**Page excerpt:**
───

Nicolas Brisebarre and Sylvain Chevillard, "Efficient polynomial L^∞-approximations", In 18th IEEE Symposium on Computer Arithmetic, June 2007, pp. 169-176 (online)

Florent de Dinechin and Christoph Lauter, "Optimizing polynomials for floating-point implementation", ArXiv preprint 2008 (online)

The Sollya tool uses these techniques from the literature for its fpminimax command. Worth checking out in addition to Maple's and Mathematica's facilities for generating minimax polynomial approximations, as it often results in superior approximations in my experience.

The second problem, how to account for evaluation with finite-precision floating-point computation and how to adjust the coefficients of a polynomial approximation accordingly, are still subject to research. Some initial results:

Tor Myklebust, "Computing accurate Horner form approximations to special functions in finite precision arithmetic", ArXiv manuscript 2015 (online)

───

**Problems:**
1. Summarize the excerpt on polynomial approximation in two sentences.
2. Answer these questions from the excerpt on polynomial approximation:
(a) Which Sollya command uses the techniques from the literature?
(b) At which event did Brisebarre and Chevillard present their paper, and when?
(c) Who wrote the 2015 ArXiv manuscript on Horner form approximations?
3. Based on the excerpt on polynomial approximation, say whether each statement agrees with it:
(a) The paper by de Dinechin and Lauter appeared as an ArXiv preprint in 2008.
(b) The writer finds that Maple usually gives better approximations than Sollya.
(c) Adjusting coefficients for finite-precision floating-point evaluation is a settled problem.

(Part of a data file)
───

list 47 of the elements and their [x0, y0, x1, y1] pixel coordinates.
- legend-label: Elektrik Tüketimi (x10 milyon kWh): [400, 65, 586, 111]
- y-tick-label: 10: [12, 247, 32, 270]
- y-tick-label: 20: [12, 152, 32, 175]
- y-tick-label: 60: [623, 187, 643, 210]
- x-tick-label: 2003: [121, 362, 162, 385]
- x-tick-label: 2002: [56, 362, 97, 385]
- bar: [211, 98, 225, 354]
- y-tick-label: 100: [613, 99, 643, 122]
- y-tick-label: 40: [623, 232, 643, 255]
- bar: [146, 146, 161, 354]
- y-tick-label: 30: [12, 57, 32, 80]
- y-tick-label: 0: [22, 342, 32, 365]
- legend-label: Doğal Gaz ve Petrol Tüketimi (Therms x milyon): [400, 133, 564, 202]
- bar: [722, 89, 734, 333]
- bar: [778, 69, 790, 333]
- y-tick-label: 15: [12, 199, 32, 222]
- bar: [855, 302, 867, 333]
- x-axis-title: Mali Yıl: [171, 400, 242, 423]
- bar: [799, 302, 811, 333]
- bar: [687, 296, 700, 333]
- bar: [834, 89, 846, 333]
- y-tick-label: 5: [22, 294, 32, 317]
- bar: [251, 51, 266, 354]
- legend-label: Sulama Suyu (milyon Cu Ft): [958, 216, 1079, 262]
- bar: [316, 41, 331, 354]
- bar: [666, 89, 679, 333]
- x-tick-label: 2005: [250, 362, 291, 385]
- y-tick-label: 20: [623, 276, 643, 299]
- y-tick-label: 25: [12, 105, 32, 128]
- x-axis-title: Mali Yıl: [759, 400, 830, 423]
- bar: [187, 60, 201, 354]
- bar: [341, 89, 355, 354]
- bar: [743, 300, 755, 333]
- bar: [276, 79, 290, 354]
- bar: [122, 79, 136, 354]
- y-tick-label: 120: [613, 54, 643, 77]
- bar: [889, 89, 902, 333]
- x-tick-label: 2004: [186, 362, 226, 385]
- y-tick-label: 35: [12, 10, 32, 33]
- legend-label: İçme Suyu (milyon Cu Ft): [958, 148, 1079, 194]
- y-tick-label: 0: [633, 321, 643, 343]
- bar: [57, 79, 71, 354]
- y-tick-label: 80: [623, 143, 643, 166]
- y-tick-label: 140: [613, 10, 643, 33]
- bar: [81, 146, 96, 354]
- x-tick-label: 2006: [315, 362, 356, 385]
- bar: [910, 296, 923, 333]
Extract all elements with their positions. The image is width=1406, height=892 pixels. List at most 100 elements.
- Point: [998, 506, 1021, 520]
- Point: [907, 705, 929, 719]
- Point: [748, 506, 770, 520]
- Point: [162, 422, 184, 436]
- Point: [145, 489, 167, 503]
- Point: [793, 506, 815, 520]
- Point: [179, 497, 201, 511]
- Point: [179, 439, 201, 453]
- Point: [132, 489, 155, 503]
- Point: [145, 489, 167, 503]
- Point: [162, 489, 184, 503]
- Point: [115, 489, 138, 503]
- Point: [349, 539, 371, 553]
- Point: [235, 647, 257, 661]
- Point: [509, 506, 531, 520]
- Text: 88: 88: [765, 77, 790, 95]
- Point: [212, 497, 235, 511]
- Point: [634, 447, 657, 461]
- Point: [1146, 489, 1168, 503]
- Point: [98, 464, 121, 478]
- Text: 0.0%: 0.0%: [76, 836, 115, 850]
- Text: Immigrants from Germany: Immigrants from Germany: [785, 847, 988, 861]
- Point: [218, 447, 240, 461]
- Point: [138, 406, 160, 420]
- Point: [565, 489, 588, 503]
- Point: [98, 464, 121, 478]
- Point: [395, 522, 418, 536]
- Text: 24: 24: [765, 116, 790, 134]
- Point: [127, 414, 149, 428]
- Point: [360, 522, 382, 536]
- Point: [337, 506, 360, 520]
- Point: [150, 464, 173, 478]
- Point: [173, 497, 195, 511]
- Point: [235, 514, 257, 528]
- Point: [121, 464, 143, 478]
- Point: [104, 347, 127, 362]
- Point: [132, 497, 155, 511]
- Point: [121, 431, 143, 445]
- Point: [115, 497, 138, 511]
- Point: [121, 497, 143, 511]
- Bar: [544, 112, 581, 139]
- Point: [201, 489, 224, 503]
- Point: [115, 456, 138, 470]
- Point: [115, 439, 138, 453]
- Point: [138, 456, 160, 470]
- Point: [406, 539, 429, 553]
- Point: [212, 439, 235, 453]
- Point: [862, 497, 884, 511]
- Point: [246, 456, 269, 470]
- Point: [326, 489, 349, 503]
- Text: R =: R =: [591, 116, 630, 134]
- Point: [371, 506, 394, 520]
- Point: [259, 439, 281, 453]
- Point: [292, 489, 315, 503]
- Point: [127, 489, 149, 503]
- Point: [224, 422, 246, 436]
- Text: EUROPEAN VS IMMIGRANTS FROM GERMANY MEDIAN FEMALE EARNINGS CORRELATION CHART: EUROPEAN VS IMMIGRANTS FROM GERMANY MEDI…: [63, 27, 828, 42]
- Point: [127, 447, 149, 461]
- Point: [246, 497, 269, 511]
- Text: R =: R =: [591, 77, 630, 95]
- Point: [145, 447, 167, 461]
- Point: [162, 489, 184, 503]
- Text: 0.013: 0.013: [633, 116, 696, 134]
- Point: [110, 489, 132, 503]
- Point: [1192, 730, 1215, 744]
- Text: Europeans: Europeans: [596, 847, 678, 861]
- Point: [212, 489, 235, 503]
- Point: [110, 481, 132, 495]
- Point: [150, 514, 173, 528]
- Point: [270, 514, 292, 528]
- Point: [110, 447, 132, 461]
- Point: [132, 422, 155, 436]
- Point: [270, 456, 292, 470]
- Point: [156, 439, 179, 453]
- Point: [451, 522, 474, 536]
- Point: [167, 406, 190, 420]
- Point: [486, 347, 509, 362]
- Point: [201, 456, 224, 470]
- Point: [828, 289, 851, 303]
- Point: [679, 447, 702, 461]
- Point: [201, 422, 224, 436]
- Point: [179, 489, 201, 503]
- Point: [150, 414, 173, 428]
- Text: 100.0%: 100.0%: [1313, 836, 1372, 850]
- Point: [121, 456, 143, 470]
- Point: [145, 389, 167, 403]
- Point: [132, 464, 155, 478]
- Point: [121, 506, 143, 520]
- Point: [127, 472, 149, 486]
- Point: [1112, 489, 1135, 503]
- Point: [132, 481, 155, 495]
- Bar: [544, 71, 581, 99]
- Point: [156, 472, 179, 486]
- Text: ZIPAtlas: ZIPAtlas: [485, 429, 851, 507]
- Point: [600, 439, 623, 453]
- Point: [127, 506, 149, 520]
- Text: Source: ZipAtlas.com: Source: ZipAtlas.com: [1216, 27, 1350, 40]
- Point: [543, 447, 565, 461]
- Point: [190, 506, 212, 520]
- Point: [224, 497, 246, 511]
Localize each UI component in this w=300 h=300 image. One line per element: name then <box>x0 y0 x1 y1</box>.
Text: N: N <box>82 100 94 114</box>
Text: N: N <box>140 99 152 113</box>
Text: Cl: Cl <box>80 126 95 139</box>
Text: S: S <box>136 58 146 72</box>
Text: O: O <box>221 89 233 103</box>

───

**Answers provided:**
1. The Sollya tool's fpminimax command uses techniques from the literature, and the writer recommends it alongside Maple's and Mathematica's minimax facilities because it often gives superior approximations. How to account for finite-precision floating-point evaluation and adjust a polynomial's coefficients accordingly is still subject to research, with some initial results available.

2.
(a) The fpminimax command.
(b) At the 18th IEEE Symposium on Computer Arithmetic, in June 2007.
(c) Tor Myklebust.

3.
(a) Yes: "ArXiv preprint 2008".
(b) No: "as it often results in superior approximations in my experience".
(c) No: "are still subject to research".